**Stated task:** Return all lines with the word "Kalenderwoche" in them.

**Input rows:**
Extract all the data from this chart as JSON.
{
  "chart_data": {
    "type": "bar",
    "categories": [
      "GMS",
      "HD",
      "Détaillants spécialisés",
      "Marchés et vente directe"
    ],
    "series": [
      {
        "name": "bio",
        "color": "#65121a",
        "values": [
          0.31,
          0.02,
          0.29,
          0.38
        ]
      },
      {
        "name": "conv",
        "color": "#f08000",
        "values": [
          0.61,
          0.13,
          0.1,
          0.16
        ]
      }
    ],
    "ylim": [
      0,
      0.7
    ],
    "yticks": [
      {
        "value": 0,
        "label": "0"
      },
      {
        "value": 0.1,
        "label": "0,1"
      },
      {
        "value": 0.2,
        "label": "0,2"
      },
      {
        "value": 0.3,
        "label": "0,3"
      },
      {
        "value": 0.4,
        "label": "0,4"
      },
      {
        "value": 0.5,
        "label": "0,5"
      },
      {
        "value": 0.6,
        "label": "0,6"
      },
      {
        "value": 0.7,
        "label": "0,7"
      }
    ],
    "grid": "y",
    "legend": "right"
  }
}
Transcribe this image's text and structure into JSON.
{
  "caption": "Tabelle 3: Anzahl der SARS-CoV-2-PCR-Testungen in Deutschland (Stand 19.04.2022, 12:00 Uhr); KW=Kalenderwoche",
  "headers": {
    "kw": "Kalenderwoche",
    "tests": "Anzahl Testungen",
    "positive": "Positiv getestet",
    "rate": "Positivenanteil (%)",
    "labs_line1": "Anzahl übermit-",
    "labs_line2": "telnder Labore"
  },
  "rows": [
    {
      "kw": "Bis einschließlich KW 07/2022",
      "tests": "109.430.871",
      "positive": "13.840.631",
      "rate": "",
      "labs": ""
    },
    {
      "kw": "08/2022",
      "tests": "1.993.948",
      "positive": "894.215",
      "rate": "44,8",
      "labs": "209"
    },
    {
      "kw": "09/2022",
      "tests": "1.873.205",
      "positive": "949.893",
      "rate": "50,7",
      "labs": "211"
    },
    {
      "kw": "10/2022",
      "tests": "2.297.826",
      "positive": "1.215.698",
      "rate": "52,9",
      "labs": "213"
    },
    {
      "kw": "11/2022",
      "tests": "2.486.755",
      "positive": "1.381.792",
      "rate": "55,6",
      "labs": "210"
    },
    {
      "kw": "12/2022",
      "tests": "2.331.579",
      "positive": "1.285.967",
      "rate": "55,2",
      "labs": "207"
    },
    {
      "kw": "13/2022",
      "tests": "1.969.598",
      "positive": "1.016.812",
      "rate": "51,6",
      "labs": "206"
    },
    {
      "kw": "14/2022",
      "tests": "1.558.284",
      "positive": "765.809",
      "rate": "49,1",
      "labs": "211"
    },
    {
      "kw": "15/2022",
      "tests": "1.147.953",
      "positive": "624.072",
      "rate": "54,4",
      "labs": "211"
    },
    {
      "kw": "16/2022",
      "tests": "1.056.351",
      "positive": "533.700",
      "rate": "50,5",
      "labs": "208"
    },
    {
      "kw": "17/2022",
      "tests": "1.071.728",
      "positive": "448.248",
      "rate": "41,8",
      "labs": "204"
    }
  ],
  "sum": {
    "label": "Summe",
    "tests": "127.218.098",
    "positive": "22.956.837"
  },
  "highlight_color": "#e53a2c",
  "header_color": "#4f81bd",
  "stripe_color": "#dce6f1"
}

**Exercise result:**
  "caption": "Tabelle 3: Anzahl der SARS-CoV-2-PCR-Testungen in Deutschland (Stand 19.04.2022, 12:00 Uhr); KW=Kalenderwoche",
    "kw": "Kalenderwoche",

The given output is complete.